Copy each line containing the word "libs" from the records that follow, please.

[begin TASK MATERIAL]

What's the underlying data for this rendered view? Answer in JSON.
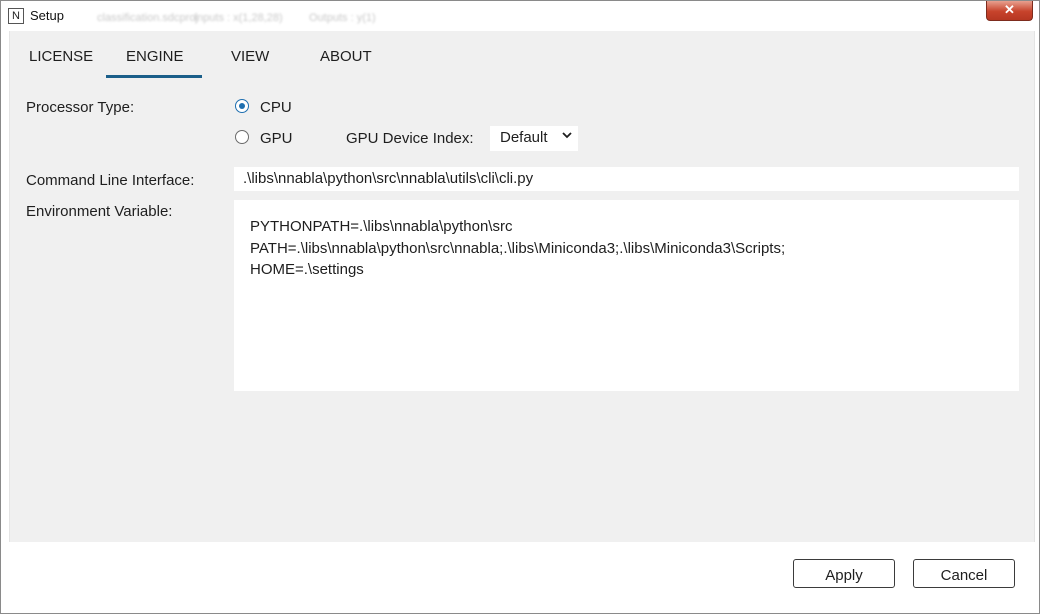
{
  "window": {
    "title": "Setup",
    "app_icon_letter": "N",
    "close_glyph": "✕",
    "background_text": [
      "classification.sdcproj",
      "Inputs : x(1,28,28)",
      "Outputs : y(1)"
    ]
  },
  "tabs": [
    {
      "label": "LICENSE",
      "selected": false
    },
    {
      "label": "ENGINE",
      "selected": true
    },
    {
      "label": "VIEW",
      "selected": false
    },
    {
      "label": "ABOUT",
      "selected": false
    }
  ],
  "engine": {
    "processor_type_label": "Processor Type:",
    "cpu_label": "CPU",
    "gpu_label": "GPU",
    "selected_processor": "CPU",
    "gpu_device_index_label": "GPU Device Index:",
    "gpu_device_index_value": "Default",
    "cli_label": "Command Line Interface:",
    "cli_value": ".\\libs\\nnabla\\python\\src\\nnabla\\utils\\cli\\cli.py",
    "env_label": "Environment Variable:",
    "env_lines": [
      "PYTHONPATH=.\\libs\\nnabla\\python\\src",
      "PATH=.\\libs\\nnabla\\python\\src\\nnabla;.\\libs\\Miniconda3;.\\libs\\Miniconda3\\Scripts;",
      "HOME=.\\settings"
    ]
  },
  "footer": {
    "apply_label": "Apply",
    "cancel_label": "Cancel"
  },
  "colors": {
    "accent": "#1b5f8a",
    "radio_selected": "#1e6fb0",
    "client_bg": "#f0f0f0",
    "close_button": "#c7432b"
  }
}
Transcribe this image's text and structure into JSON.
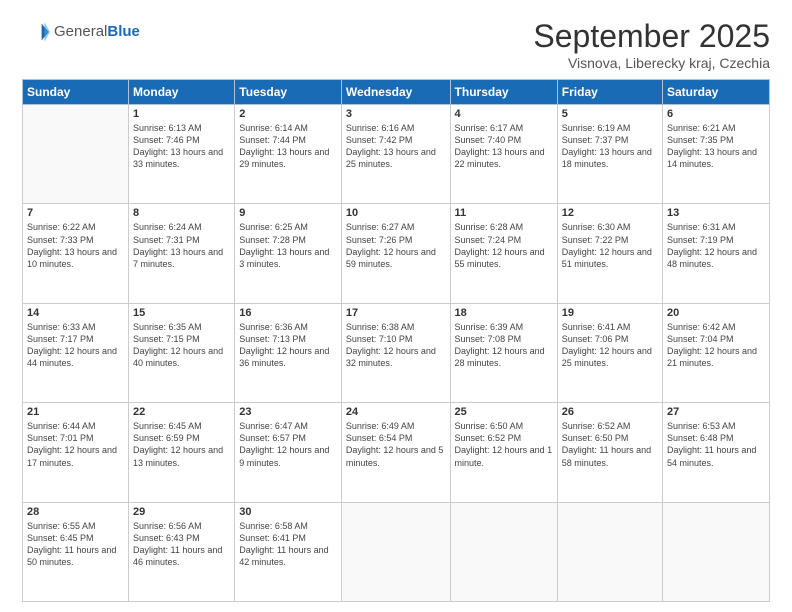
{
  "header": {
    "logo_general": "General",
    "logo_blue": "Blue",
    "month": "September 2025",
    "location": "Visnova, Liberecky kraj, Czechia"
  },
  "days_of_week": [
    "Sunday",
    "Monday",
    "Tuesday",
    "Wednesday",
    "Thursday",
    "Friday",
    "Saturday"
  ],
  "weeks": [
    [
      {
        "day": "",
        "text": ""
      },
      {
        "day": "1",
        "text": "Sunrise: 6:13 AM\nSunset: 7:46 PM\nDaylight: 13 hours\nand 33 minutes."
      },
      {
        "day": "2",
        "text": "Sunrise: 6:14 AM\nSunset: 7:44 PM\nDaylight: 13 hours\nand 29 minutes."
      },
      {
        "day": "3",
        "text": "Sunrise: 6:16 AM\nSunset: 7:42 PM\nDaylight: 13 hours\nand 25 minutes."
      },
      {
        "day": "4",
        "text": "Sunrise: 6:17 AM\nSunset: 7:40 PM\nDaylight: 13 hours\nand 22 minutes."
      },
      {
        "day": "5",
        "text": "Sunrise: 6:19 AM\nSunset: 7:37 PM\nDaylight: 13 hours\nand 18 minutes."
      },
      {
        "day": "6",
        "text": "Sunrise: 6:21 AM\nSunset: 7:35 PM\nDaylight: 13 hours\nand 14 minutes."
      }
    ],
    [
      {
        "day": "7",
        "text": "Sunrise: 6:22 AM\nSunset: 7:33 PM\nDaylight: 13 hours\nand 10 minutes."
      },
      {
        "day": "8",
        "text": "Sunrise: 6:24 AM\nSunset: 7:31 PM\nDaylight: 13 hours\nand 7 minutes."
      },
      {
        "day": "9",
        "text": "Sunrise: 6:25 AM\nSunset: 7:28 PM\nDaylight: 13 hours\nand 3 minutes."
      },
      {
        "day": "10",
        "text": "Sunrise: 6:27 AM\nSunset: 7:26 PM\nDaylight: 12 hours\nand 59 minutes."
      },
      {
        "day": "11",
        "text": "Sunrise: 6:28 AM\nSunset: 7:24 PM\nDaylight: 12 hours\nand 55 minutes."
      },
      {
        "day": "12",
        "text": "Sunrise: 6:30 AM\nSunset: 7:22 PM\nDaylight: 12 hours\nand 51 minutes."
      },
      {
        "day": "13",
        "text": "Sunrise: 6:31 AM\nSunset: 7:19 PM\nDaylight: 12 hours\nand 48 minutes."
      }
    ],
    [
      {
        "day": "14",
        "text": "Sunrise: 6:33 AM\nSunset: 7:17 PM\nDaylight: 12 hours\nand 44 minutes."
      },
      {
        "day": "15",
        "text": "Sunrise: 6:35 AM\nSunset: 7:15 PM\nDaylight: 12 hours\nand 40 minutes."
      },
      {
        "day": "16",
        "text": "Sunrise: 6:36 AM\nSunset: 7:13 PM\nDaylight: 12 hours\nand 36 minutes."
      },
      {
        "day": "17",
        "text": "Sunrise: 6:38 AM\nSunset: 7:10 PM\nDaylight: 12 hours\nand 32 minutes."
      },
      {
        "day": "18",
        "text": "Sunrise: 6:39 AM\nSunset: 7:08 PM\nDaylight: 12 hours\nand 28 minutes."
      },
      {
        "day": "19",
        "text": "Sunrise: 6:41 AM\nSunset: 7:06 PM\nDaylight: 12 hours\nand 25 minutes."
      },
      {
        "day": "20",
        "text": "Sunrise: 6:42 AM\nSunset: 7:04 PM\nDaylight: 12 hours\nand 21 minutes."
      }
    ],
    [
      {
        "day": "21",
        "text": "Sunrise: 6:44 AM\nSunset: 7:01 PM\nDaylight: 12 hours\nand 17 minutes."
      },
      {
        "day": "22",
        "text": "Sunrise: 6:45 AM\nSunset: 6:59 PM\nDaylight: 12 hours\nand 13 minutes."
      },
      {
        "day": "23",
        "text": "Sunrise: 6:47 AM\nSunset: 6:57 PM\nDaylight: 12 hours\nand 9 minutes."
      },
      {
        "day": "24",
        "text": "Sunrise: 6:49 AM\nSunset: 6:54 PM\nDaylight: 12 hours\nand 5 minutes."
      },
      {
        "day": "25",
        "text": "Sunrise: 6:50 AM\nSunset: 6:52 PM\nDaylight: 12 hours\nand 1 minute."
      },
      {
        "day": "26",
        "text": "Sunrise: 6:52 AM\nSunset: 6:50 PM\nDaylight: 11 hours\nand 58 minutes."
      },
      {
        "day": "27",
        "text": "Sunrise: 6:53 AM\nSunset: 6:48 PM\nDaylight: 11 hours\nand 54 minutes."
      }
    ],
    [
      {
        "day": "28",
        "text": "Sunrise: 6:55 AM\nSunset: 6:45 PM\nDaylight: 11 hours\nand 50 minutes."
      },
      {
        "day": "29",
        "text": "Sunrise: 6:56 AM\nSunset: 6:43 PM\nDaylight: 11 hours\nand 46 minutes."
      },
      {
        "day": "30",
        "text": "Sunrise: 6:58 AM\nSunset: 6:41 PM\nDaylight: 11 hours\nand 42 minutes."
      },
      {
        "day": "",
        "text": ""
      },
      {
        "day": "",
        "text": ""
      },
      {
        "day": "",
        "text": ""
      },
      {
        "day": "",
        "text": ""
      }
    ]
  ]
}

[end TASK MATERIAL]

__EXPECTED OUTPUT__
    "cli_value": ".\\libs\\nnabla\\python\\src\\nnabla\\utils\\cli\\cli.py",
      "PYTHONPATH=.\\libs\\nnabla\\python\\src",
      "PATH=.\\libs\\nnabla\\python\\src\\nnabla;.\\libs\\Miniconda3;.\\libs\\Miniconda3\\Scripts;",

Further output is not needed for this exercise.